- WHAT YOU NEED TO DO
Collect each line holding the string "aiguilles".

Stored records
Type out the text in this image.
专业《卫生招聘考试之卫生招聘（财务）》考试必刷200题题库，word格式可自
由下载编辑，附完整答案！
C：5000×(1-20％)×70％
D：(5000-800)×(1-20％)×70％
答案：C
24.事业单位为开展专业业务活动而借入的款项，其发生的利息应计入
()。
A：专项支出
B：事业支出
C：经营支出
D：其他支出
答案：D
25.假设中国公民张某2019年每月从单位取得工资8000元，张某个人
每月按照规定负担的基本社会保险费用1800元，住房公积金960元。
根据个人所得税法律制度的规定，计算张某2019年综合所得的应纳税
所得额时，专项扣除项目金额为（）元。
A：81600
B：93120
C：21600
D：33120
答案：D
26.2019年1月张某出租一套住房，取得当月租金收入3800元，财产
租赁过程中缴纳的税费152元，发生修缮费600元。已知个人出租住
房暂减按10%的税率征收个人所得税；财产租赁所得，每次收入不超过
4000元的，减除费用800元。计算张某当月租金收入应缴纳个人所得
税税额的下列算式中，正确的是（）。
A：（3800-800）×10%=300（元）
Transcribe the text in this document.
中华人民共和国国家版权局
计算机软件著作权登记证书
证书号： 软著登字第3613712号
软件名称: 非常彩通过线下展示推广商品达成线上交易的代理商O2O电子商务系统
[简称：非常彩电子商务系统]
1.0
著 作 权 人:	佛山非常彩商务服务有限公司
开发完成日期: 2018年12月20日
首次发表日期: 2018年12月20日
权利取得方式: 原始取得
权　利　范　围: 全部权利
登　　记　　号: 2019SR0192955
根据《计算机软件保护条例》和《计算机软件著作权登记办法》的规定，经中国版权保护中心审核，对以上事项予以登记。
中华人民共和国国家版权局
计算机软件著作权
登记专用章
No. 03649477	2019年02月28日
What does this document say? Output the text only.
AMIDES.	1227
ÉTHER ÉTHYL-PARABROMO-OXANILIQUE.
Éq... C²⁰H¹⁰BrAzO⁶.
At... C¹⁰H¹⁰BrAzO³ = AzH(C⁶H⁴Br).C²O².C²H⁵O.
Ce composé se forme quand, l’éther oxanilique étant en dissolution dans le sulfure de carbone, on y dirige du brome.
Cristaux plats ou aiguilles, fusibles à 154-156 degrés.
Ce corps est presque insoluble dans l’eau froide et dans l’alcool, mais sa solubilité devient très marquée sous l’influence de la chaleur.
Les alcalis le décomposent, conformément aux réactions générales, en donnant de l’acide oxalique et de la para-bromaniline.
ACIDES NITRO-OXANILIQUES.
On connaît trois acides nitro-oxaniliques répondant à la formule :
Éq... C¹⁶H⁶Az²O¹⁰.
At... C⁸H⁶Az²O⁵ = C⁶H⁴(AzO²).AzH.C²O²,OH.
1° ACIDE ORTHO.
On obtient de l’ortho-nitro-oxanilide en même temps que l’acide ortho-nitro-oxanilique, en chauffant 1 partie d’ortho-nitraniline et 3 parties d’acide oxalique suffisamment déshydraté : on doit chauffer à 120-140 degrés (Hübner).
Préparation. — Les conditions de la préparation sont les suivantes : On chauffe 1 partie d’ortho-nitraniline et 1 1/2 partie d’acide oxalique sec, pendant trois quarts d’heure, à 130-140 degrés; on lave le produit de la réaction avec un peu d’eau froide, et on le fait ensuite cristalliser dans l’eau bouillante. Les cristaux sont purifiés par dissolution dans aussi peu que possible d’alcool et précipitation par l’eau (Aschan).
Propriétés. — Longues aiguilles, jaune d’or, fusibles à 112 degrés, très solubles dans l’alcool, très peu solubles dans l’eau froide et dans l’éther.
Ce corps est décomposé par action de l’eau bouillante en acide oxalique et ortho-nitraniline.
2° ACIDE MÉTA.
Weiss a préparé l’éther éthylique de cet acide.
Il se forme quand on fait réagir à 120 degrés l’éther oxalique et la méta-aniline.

- THE RESPONSE
Cristaux plats ou aiguilles, fusibles à 154-156 degrés.
Propriétés. — Longues aiguilles, jaune d’or, fusibles à 112 degrés, très solubles dans l’alcool, très peu solubles dans l’eau froide et dans l’éther.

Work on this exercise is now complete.